_What is needed_.
Omit the images. Copy each entry word for word.

#####

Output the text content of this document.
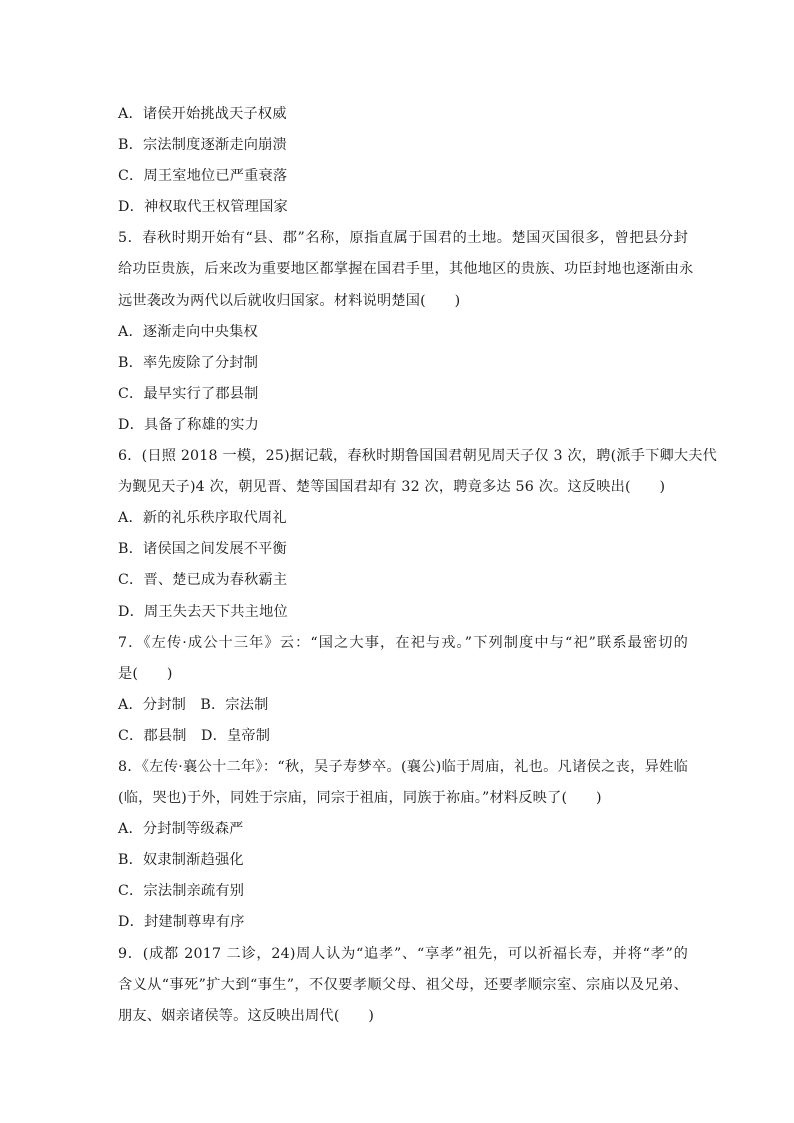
A．诸侯开始挑战天子权威
B．宗法制度逐渐走向崩溃
C．周王室地位已严重衰落
D．神权取代王权管理国家
5．春秋时期开始有“县、郡”名称，原指直属于国君的土地。楚国灭国很多，曾把县分封
给功臣贵族，后来改为重要地区都掌握在国君手里，其他地区的贵族、功臣封地也逐渐由永
远世袭改为两代以后就收归国家。材料说明楚国(　　)
A．逐渐走向中央集权
B．率先废除了分封制
C．最早实行了郡县制
D．具备了称雄的实力
6．(日照 2018 一模，25)据记载，春秋时期鲁国国君朝见周天子仅 3 次，聘(派手下卿大夫代
为觐见天子)4 次，朝见晋、楚等国国君却有 32 次，聘竟多达 56 次。这反映出(　　)
A．新的礼乐秩序取代周礼
B．诸侯国之间发展不平衡
C．晋、楚已成为春秋霸主
D．周王失去天下共主地位
7．《左传·成公十三年》云：“国之大事，在祀与戎。”下列制度中与“祀”联系最密切的
是(　　)
A．分封制　B．宗法制
C．郡县制　D．皇帝制
8．《左传·襄公十二年》：“秋，吴子寿梦卒。(襄公)临于周庙，礼也。凡诸侯之丧，异姓临
(临，哭也)于外，同姓于宗庙，同宗于祖庙，同族于祢庙。”材料反映了(　　)
A．分封制等级森严
B．奴隶制渐趋强化
C．宗法制亲疏有别
D．封建制尊卑有序
9．(成都 2017 二诊，24)周人认为“追孝”、“享孝”祖先，可以祈福长寿，并将“孝”的
含义从“事死”扩大到“事生”，不仅要孝顺父母、祖父母，还要孝顺宗室、宗庙以及兄弟、
朋友、姻亲诸侯等。这反映出周代(　　)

#####

_Solution_.
Output the text content of this document.
A．诸侯开始挑战天子权威
B．宗法制度逐渐走向崩溃
C．周王室地位已严重衰落
D．神权取代王权管理国家
5．春秋时期开始有“县、郡”名称，原指直属于国君的土地。楚国灭国很多，曾把县分封
给功臣贵族，后来改为重要地区都掌握在国君手里，其他地区的贵族、功臣封地也逐渐由永
远世袭改为两代以后就收归国家。材料说明楚国(　　)
A．逐渐走向中央集权
B．率先废除了分封制
C．最早实行了郡县制
D．具备了称雄的实力
6．(日照 2018 一模，25)据记载，春秋时期鲁国国君朝见周天子仅 3 次，聘(派手下卿大夫代
为觐见天子)4 次，朝见晋、楚等国国君却有 32 次，聘竟多达 56 次。这反映出(　　)
A．新的礼乐秩序取代周礼
B．诸侯国之间发展不平衡
C．晋、楚已成为春秋霸主
D．周王失去天下共主地位
7．《左传·成公十三年》云：“国之大事，在祀与戎。”下列制度中与“祀”联系最密切的
是(　　)
A．分封制　B．宗法制
C．郡县制　D．皇帝制
8．《左传·襄公十二年》：“秋，吴子寿梦卒。(襄公)临于周庙，礼也。凡诸侯之丧，异姓临
(临，哭也)于外，同姓于宗庙，同宗于祖庙，同族于祢庙。”材料反映了(　　)
A．分封制等级森严
B．奴隶制渐趋强化
C．宗法制亲疏有别
D．封建制尊卑有序
9．(成都 2017 二诊，24)周人认为“追孝”、“享孝”祖先，可以祈福长寿，并将“孝”的
含义从“事死”扩大到“事生”，不仅要孝顺父母、祖父母，还要孝顺宗室、宗庙以及兄弟、
朋友、姻亲诸侯等。这反映出周代(　　)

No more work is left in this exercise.